● **Instruction**: Arrange the part of the records that opens with the line containing "header-title: Physics Batch" and closes with the line containing "signal-icon: ▴▴ (740, 555, 768, 588)" as a numbered list, leaving out blank lines.

● **Source data**:
· · · · · · ·

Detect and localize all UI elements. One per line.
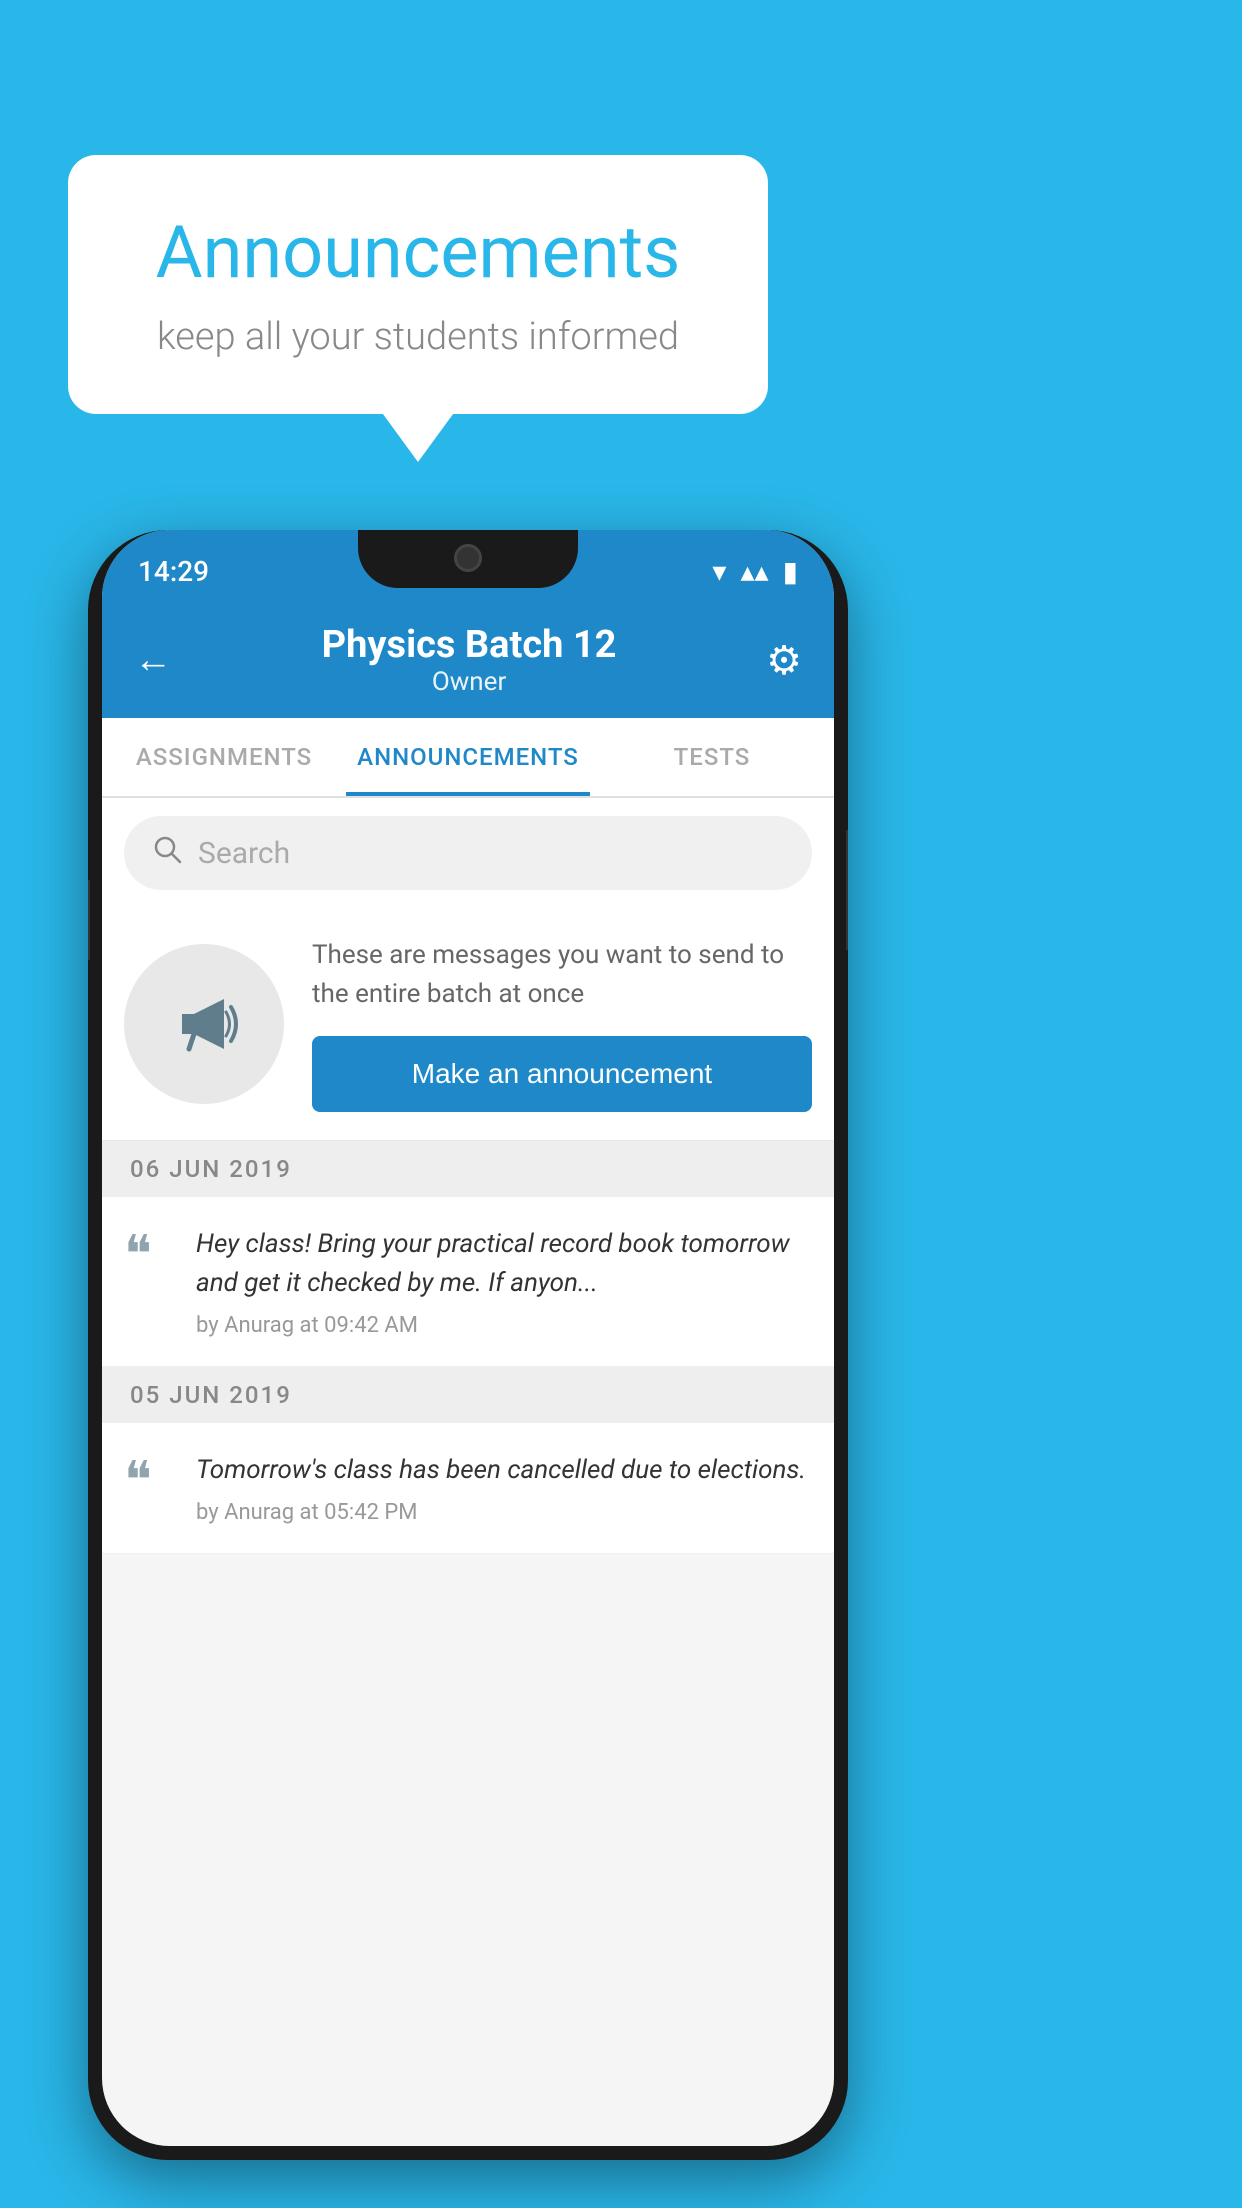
header-title: Physics Batch 12 (322, 623, 617, 667)
tab-assignments[interactable]: ASSIGNMENTS (102, 718, 346, 796)
announcement-content-1: Hey class! Bring your practical record b… (196, 1225, 812, 1338)
date-separator-2: 05 JUN 2019 (102, 1367, 834, 1423)
announcement-item-2[interactable]: ❝ Tomorrow's class has been cancelled du… (102, 1423, 834, 1554)
signal-icon: ▴▴ (740, 555, 768, 588)
phone-frame: 14:29 ▾ ▴▴ ▮ ← Physics Batch 12 Owner ⚙ … (88, 530, 848, 2160)
back-button[interactable]: ← (134, 638, 172, 682)
empty-state: These are messages you want to send to t… (102, 908, 834, 1141)
empty-description: These are messages you want to send to t… (312, 936, 812, 1014)
tab-tests[interactable]: TESTS (590, 718, 834, 796)
status-time: 14:29 (138, 555, 209, 588)
date-separator-1: 06 JUN 2019 (102, 1141, 834, 1197)
announcement-meta-2: by Anurag at 05:42 PM (196, 1500, 812, 1525)
volume-button (88, 880, 90, 960)
phone-screen: 14:29 ▾ ▴▴ ▮ ← Physics Batch 12 Owner ⚙ … (102, 530, 834, 2146)
search-placeholder: Search (198, 836, 290, 871)
app-header: ← Physics Batch 12 Owner ⚙ (102, 602, 834, 718)
make-announcement-button[interactable]: Make an announcement (312, 1036, 812, 1112)
empty-text-area: These are messages you want to send to t… (312, 936, 812, 1112)
quote-icon-2: ❝ (124, 1455, 176, 1507)
settings-icon[interactable]: ⚙ (766, 637, 802, 684)
speech-bubble-container: Announcements keep all your students inf… (68, 155, 768, 414)
tab-announcements[interactable]: ANNOUNCEMENTS (346, 718, 590, 796)
bubble-title: Announcements (128, 210, 708, 295)
content-area: Search These are messages you want to se… (102, 798, 834, 1554)
empty-icon-circle (124, 944, 284, 1104)
search-icon (152, 834, 182, 872)
speech-bubble: Announcements keep all your students inf… (68, 155, 768, 414)
front-camera (454, 544, 482, 572)
phone-notch (358, 530, 578, 588)
announcement-item-1[interactable]: ❝ Hey class! Bring your practical record… (102, 1197, 834, 1367)
tabs-container: ASSIGNMENTS ANNOUNCEMENTS TESTS (102, 718, 834, 798)
search-bar[interactable]: Search (124, 816, 812, 890)
header-subtitle: Owner (322, 667, 617, 697)
wifi-icon: ▾ (712, 555, 726, 588)
bubble-subtitle: keep all your students informed (128, 315, 708, 359)
announcement-meta-1: by Anurag at 09:42 AM (196, 1313, 812, 1338)
announcement-content-2: Tomorrow's class has been cancelled due … (196, 1451, 812, 1525)
power-button (846, 830, 848, 950)
header-center: Physics Batch 12 Owner (322, 623, 617, 697)
battery-icon: ▮ (783, 555, 798, 588)
announcement-text-1: Hey class! Bring your practical record b… (196, 1225, 812, 1303)
megaphone-icon (159, 979, 249, 1069)
status-icons: ▾ ▴▴ ▮ (712, 555, 798, 588)
announcement-text-2: Tomorrow's class has been cancelled due … (196, 1451, 812, 1490)
quote-icon-1: ❝ (124, 1229, 176, 1281)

· · · · · · ·

● **Exercise output**:
1. header-title: Physics Batch 12 (322, 623, 617, 667)
2. tab-assignments[interactable]: ASSIGNMENTS (102, 718, 346, 796)
3. announcement-content-1: Hey class! Bring your practical record b… (196, 1225, 812, 1338)
4. date-separator-2: 05 JUN 2019 (102, 1367, 834, 1423)
5. announcement-item-2[interactable]: ❝ Tomorrow's class has been cancelled du… (102, 1423, 834, 1554)
6. signal-icon: ▴▴ (740, 555, 768, 588)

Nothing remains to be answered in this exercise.